**TASK DIRECTIONS:** Lines that include the word "Victoria" are the ones to copy.

**ENTRIES PROVIDED:**

—————

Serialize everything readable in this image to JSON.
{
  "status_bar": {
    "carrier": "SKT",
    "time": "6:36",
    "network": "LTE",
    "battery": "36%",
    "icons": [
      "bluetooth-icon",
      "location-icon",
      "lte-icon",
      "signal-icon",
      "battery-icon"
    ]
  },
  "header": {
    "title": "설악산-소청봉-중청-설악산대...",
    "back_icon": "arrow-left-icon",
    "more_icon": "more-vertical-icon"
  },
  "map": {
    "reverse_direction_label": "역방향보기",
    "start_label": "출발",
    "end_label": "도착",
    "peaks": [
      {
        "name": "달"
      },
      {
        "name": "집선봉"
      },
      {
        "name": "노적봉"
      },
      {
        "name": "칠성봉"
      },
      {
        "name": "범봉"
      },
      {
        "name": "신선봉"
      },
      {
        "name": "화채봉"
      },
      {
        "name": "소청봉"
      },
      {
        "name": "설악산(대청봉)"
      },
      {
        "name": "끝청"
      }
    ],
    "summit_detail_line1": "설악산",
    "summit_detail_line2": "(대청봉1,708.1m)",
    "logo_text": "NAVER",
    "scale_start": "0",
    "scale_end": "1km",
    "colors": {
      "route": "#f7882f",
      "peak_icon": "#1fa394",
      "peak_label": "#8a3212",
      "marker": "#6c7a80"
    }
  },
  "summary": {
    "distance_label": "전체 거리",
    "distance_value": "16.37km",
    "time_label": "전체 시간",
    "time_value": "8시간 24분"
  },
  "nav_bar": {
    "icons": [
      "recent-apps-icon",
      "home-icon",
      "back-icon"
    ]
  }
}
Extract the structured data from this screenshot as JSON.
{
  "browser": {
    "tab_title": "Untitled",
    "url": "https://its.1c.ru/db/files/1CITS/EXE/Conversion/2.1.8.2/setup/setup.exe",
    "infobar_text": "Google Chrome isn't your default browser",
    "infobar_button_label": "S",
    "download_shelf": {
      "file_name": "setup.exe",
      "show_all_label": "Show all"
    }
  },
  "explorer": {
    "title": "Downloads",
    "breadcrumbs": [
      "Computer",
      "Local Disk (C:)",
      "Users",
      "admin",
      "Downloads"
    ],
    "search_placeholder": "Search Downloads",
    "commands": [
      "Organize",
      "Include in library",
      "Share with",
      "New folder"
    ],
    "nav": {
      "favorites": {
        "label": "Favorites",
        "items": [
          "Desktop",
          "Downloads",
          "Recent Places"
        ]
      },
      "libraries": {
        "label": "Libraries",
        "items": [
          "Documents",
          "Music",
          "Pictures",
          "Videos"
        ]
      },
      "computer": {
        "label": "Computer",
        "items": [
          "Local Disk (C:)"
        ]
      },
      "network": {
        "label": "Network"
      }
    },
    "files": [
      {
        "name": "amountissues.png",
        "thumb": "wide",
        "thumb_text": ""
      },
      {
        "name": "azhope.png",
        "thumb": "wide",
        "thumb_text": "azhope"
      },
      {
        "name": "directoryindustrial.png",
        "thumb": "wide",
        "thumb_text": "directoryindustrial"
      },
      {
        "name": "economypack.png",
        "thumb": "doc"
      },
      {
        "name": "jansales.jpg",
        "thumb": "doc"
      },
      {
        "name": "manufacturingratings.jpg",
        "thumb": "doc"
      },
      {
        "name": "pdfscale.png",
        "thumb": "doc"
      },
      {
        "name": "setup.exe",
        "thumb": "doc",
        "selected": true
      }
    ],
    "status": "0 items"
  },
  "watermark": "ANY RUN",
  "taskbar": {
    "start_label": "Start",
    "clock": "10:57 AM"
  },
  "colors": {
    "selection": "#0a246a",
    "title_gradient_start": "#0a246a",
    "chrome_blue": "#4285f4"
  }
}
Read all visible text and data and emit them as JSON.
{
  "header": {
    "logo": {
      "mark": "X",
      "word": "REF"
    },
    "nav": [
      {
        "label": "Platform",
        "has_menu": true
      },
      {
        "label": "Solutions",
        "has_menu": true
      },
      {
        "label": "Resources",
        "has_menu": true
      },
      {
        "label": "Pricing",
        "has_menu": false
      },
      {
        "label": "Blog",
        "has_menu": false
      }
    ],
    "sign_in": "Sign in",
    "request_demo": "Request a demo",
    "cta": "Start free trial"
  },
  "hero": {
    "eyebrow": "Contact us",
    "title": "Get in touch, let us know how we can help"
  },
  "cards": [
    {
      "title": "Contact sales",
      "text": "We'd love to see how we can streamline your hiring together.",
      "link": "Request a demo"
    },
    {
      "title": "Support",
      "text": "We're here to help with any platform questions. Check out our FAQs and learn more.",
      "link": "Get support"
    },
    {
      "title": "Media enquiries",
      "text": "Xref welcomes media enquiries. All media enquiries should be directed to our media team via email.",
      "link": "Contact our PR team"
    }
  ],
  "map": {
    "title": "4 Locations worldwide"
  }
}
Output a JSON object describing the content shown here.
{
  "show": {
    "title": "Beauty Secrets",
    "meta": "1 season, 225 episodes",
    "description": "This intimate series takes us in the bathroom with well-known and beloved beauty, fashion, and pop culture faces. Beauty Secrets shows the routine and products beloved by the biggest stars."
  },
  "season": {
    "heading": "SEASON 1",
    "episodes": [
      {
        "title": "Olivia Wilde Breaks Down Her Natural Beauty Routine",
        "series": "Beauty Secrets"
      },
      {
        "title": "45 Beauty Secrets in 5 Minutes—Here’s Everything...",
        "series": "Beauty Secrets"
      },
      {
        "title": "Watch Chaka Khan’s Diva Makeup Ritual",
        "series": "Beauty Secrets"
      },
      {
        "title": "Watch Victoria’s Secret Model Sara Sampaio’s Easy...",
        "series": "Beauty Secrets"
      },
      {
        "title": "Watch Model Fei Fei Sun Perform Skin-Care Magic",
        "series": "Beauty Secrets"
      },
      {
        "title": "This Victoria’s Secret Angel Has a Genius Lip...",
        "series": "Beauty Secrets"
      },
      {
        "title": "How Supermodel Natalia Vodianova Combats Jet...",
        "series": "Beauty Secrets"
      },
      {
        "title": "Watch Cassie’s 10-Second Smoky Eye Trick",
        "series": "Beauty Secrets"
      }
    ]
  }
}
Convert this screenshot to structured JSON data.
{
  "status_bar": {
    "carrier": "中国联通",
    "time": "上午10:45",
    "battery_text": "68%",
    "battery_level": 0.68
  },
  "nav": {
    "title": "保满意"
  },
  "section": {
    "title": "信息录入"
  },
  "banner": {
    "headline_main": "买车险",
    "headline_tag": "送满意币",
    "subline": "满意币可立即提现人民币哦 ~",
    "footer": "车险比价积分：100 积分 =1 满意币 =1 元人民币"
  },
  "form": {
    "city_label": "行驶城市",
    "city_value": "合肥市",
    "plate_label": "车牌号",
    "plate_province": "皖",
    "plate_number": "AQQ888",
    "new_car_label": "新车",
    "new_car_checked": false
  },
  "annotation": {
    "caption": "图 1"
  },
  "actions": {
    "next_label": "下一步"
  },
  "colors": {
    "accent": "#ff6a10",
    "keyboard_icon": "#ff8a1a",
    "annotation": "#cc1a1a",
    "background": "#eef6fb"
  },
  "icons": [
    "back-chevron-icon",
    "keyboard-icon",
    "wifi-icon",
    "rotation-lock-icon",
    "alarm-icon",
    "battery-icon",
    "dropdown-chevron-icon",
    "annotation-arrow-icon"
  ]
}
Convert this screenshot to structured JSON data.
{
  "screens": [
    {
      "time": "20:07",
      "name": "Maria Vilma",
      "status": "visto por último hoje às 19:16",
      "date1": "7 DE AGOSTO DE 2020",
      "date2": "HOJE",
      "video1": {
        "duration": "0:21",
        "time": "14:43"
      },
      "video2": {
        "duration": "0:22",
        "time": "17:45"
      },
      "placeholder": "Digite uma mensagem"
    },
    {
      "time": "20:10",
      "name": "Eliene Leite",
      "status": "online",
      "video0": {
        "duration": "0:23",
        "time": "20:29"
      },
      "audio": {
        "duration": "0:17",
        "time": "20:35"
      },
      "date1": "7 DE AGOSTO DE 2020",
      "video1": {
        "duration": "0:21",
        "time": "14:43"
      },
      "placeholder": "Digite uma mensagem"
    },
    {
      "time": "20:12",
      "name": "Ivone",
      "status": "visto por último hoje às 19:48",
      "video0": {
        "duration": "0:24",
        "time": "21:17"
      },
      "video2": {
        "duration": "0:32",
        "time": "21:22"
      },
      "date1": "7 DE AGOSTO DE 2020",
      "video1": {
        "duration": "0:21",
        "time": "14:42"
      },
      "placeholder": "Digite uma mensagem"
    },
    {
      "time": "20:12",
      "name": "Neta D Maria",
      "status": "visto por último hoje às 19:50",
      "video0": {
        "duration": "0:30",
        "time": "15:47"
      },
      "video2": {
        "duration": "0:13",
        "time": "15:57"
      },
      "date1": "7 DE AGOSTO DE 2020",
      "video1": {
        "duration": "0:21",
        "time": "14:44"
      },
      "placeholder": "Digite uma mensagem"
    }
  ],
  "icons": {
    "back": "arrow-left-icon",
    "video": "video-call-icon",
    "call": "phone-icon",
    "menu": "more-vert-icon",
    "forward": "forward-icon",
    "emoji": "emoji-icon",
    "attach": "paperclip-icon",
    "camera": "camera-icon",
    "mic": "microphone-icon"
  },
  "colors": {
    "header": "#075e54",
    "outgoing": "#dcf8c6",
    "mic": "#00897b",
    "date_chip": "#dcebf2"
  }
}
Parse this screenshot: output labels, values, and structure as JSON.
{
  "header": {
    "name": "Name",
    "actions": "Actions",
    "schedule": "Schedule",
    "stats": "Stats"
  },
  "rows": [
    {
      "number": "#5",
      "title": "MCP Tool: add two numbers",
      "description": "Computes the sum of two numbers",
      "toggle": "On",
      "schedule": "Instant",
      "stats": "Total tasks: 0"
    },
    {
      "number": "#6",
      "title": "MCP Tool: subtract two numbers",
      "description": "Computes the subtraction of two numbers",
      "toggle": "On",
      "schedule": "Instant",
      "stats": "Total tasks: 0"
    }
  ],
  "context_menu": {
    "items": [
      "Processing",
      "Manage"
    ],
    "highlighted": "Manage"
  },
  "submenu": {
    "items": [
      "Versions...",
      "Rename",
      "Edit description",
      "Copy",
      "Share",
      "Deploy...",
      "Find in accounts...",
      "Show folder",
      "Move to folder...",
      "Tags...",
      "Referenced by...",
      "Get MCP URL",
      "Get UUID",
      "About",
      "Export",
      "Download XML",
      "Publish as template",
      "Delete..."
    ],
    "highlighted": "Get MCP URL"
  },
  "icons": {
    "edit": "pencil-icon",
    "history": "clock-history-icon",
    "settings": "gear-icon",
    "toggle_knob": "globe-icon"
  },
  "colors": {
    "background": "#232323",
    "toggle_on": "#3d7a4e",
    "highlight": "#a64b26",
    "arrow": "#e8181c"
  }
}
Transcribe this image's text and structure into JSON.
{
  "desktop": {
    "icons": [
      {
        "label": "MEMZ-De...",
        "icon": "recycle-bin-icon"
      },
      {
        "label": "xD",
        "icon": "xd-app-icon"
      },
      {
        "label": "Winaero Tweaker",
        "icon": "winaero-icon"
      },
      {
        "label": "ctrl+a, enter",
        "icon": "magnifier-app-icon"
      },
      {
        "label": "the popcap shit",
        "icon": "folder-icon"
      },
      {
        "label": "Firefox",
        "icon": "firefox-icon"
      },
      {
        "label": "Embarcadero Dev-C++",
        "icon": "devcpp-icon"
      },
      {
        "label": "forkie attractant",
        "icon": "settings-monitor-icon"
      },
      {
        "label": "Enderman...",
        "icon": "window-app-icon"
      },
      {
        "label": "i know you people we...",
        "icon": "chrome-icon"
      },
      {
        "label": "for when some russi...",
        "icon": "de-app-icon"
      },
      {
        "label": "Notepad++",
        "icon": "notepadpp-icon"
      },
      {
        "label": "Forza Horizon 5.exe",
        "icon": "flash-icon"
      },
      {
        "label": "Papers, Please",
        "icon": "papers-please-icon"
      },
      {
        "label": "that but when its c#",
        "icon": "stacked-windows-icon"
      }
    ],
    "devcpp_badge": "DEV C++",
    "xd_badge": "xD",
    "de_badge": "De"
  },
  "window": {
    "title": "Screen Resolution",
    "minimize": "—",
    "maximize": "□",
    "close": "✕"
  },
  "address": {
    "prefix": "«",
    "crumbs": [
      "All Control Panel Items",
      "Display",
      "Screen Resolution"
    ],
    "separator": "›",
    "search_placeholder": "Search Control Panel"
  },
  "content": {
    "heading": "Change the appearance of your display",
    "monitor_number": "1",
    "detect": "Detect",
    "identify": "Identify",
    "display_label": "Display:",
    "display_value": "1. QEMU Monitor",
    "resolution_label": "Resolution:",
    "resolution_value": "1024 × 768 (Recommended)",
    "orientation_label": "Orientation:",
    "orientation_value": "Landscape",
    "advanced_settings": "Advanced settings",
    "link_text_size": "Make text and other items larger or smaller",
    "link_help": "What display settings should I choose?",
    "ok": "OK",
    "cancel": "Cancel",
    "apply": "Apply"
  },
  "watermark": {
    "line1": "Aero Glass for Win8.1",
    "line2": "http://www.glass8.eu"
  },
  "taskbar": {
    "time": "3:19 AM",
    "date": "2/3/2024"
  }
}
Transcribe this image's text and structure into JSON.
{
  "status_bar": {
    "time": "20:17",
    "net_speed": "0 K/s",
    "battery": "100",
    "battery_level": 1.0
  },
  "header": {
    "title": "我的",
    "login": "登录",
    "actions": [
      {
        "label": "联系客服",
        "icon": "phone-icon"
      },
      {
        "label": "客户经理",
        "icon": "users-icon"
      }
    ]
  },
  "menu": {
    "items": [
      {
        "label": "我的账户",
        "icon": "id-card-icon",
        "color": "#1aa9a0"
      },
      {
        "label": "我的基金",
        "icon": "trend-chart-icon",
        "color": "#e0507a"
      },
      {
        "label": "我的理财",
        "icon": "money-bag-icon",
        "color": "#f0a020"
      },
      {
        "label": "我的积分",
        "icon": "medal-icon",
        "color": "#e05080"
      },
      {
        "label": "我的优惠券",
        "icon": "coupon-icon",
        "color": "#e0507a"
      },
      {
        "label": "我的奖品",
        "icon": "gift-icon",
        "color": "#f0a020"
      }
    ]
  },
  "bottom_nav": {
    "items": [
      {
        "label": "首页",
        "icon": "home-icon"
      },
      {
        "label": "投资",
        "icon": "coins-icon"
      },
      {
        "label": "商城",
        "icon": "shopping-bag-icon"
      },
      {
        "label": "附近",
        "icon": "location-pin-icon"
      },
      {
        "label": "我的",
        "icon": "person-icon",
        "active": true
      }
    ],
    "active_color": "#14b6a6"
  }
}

—————

**RESPONSE:**
        "title": "Watch Victoria’s Secret Model Sara Sampaio’s Easy...",
        "title": "This Victoria’s Secret Angel Has a Genius Lip...",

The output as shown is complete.